*GIVEN PROBLEM*: Pull each line holding the word "profile" from the data.
◇ ◇ ◇ ◇ ◇ ◇ ◇
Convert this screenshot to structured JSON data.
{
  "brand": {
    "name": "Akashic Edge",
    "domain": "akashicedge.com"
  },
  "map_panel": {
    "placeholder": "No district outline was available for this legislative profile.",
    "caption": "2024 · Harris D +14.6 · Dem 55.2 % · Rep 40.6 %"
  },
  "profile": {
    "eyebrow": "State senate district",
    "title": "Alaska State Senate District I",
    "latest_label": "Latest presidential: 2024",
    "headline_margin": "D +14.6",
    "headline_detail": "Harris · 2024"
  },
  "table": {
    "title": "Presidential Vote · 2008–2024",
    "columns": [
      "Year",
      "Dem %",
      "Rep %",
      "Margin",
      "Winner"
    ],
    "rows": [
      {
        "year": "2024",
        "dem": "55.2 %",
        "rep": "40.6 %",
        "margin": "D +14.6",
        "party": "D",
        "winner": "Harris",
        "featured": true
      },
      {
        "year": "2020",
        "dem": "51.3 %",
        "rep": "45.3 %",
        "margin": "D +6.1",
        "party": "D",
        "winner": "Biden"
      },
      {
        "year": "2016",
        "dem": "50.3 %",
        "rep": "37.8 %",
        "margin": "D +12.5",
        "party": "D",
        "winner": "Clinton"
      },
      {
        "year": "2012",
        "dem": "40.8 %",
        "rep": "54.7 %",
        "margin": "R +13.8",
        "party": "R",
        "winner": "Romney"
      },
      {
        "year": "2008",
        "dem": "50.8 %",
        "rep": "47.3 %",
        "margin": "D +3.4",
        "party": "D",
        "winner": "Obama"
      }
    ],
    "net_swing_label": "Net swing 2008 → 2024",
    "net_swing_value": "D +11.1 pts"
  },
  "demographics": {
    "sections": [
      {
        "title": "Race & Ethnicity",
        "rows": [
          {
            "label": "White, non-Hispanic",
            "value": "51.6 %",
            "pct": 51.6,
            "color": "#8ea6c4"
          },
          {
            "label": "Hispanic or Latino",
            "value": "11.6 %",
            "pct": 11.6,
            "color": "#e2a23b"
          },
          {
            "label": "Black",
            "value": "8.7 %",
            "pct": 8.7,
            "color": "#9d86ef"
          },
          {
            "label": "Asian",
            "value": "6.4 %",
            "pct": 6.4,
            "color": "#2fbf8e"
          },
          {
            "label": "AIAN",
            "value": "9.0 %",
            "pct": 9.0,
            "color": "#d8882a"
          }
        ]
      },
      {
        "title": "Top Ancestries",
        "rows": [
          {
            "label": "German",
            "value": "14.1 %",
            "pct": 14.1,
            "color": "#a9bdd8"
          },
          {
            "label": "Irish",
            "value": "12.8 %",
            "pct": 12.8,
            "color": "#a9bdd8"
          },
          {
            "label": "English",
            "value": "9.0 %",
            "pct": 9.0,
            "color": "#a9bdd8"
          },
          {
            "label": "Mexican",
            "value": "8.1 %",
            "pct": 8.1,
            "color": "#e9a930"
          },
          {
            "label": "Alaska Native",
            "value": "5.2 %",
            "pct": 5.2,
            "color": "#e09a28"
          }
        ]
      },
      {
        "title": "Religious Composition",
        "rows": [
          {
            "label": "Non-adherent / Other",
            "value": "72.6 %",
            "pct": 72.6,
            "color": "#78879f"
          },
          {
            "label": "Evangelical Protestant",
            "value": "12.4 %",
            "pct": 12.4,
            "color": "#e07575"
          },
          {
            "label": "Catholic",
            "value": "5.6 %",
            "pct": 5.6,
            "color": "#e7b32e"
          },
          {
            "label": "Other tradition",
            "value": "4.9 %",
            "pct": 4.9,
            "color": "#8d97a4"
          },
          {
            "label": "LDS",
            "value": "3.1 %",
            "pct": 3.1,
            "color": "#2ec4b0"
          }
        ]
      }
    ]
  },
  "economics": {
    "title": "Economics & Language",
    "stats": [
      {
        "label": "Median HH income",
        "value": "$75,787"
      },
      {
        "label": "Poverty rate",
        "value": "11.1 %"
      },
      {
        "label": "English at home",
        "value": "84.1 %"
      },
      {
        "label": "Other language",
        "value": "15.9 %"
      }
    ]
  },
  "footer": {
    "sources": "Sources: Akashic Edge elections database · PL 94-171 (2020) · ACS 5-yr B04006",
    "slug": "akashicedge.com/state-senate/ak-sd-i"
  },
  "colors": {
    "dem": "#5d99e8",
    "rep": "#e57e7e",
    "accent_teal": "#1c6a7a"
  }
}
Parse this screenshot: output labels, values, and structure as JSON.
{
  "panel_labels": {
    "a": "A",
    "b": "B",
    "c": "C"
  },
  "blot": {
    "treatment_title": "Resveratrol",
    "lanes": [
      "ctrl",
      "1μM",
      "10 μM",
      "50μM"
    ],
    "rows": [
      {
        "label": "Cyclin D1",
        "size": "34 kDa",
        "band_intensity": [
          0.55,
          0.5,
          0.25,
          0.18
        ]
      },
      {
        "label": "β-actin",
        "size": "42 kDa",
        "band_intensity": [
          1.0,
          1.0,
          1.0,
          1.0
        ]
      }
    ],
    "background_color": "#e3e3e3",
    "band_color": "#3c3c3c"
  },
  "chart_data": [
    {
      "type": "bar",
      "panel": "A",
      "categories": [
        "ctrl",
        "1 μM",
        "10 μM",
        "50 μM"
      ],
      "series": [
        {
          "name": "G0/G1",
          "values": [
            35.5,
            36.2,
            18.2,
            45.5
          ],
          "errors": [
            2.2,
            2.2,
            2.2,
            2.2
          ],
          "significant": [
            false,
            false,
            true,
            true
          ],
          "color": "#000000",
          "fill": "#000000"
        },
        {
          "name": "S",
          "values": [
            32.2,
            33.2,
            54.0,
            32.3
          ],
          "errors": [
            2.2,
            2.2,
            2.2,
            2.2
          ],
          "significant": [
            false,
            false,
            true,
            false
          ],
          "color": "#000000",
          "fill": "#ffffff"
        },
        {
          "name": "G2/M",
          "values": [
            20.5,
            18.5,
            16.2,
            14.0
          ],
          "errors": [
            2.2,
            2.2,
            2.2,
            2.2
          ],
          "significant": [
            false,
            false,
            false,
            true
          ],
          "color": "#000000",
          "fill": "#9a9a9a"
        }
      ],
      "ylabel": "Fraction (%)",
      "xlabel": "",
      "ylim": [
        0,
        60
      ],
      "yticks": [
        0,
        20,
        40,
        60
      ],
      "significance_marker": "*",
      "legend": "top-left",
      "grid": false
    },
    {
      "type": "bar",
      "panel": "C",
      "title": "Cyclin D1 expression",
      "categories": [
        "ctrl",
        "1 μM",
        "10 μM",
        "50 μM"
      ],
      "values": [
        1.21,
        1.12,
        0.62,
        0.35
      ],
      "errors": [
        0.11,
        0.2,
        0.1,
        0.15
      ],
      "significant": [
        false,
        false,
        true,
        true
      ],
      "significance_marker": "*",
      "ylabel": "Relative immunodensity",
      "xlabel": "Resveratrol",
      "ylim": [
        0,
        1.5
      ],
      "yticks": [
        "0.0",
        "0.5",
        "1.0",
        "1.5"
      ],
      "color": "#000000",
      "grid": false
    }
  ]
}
◇ ◇ ◇ ◇ ◇ ◇ ◇
*PROBLEM SOLUTION*:
    "placeholder": "No district outline was available for this legislative profile.",
  "profile": {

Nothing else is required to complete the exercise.